* **What to work on**
Give the records back in full, exactly as they read.

* **Stored records**
⁂
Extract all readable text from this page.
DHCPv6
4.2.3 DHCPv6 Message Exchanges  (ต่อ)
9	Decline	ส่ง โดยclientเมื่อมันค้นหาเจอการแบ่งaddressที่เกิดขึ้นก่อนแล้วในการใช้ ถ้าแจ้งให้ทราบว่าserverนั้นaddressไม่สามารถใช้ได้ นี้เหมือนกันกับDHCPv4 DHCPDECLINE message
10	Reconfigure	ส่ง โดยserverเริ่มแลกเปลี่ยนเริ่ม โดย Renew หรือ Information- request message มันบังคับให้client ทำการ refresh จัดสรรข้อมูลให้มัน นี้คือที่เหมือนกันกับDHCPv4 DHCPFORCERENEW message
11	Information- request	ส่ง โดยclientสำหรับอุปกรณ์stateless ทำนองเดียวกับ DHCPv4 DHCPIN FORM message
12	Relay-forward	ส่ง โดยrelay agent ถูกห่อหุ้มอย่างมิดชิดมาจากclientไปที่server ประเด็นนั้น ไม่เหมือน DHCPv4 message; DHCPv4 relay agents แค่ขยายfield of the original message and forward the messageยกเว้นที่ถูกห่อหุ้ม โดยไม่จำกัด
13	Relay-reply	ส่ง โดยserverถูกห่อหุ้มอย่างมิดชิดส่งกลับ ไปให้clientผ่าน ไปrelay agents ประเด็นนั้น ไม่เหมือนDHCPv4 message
⁂
* **Written answer**
Extract all readable text from this page.
DHCPv6
4.2.3 DHCPv6 Message Exchanges  (ต่อ)
9	Decline	ส่ง โดยclientเมื่อมันค้นหาเจอการแบ่งaddressที่เกิดขึ้นก่อนแล้วในการใช้ ถ้าแจ้งให้ทราบว่าserverนั้นaddressไม่สามารถใช้ได้ นี้เหมือนกันกับDHCPv4 DHCPDECLINE message
10	Reconfigure	ส่ง โดยserverเริ่มแลกเปลี่ยนเริ่ม โดย Renew หรือ Information- request message มันบังคับให้client ทำการ refresh จัดสรรข้อมูลให้มัน นี้คือที่เหมือนกันกับDHCPv4 DHCPFORCERENEW message
11	Information- request	ส่ง โดยclientสำหรับอุปกรณ์stateless ทำนองเดียวกับ DHCPv4 DHCPIN FORM message
12	Relay-forward	ส่ง โดยrelay agent ถูกห่อหุ้มอย่างมิดชิดมาจากclientไปที่server ประเด็นนั้น ไม่เหมือน DHCPv4 message; DHCPv4 relay agents แค่ขยายfield of the original message and forward the messageยกเว้นที่ถูกห่อหุ้ม โดยไม่จำกัด
13	Relay-reply	ส่ง โดยserverถูกห่อหุ้มอย่างมิดชิดส่งกลับ ไปให้clientผ่าน ไปrelay agents ประเด็นนั้น ไม่เหมือนDHCPv4 message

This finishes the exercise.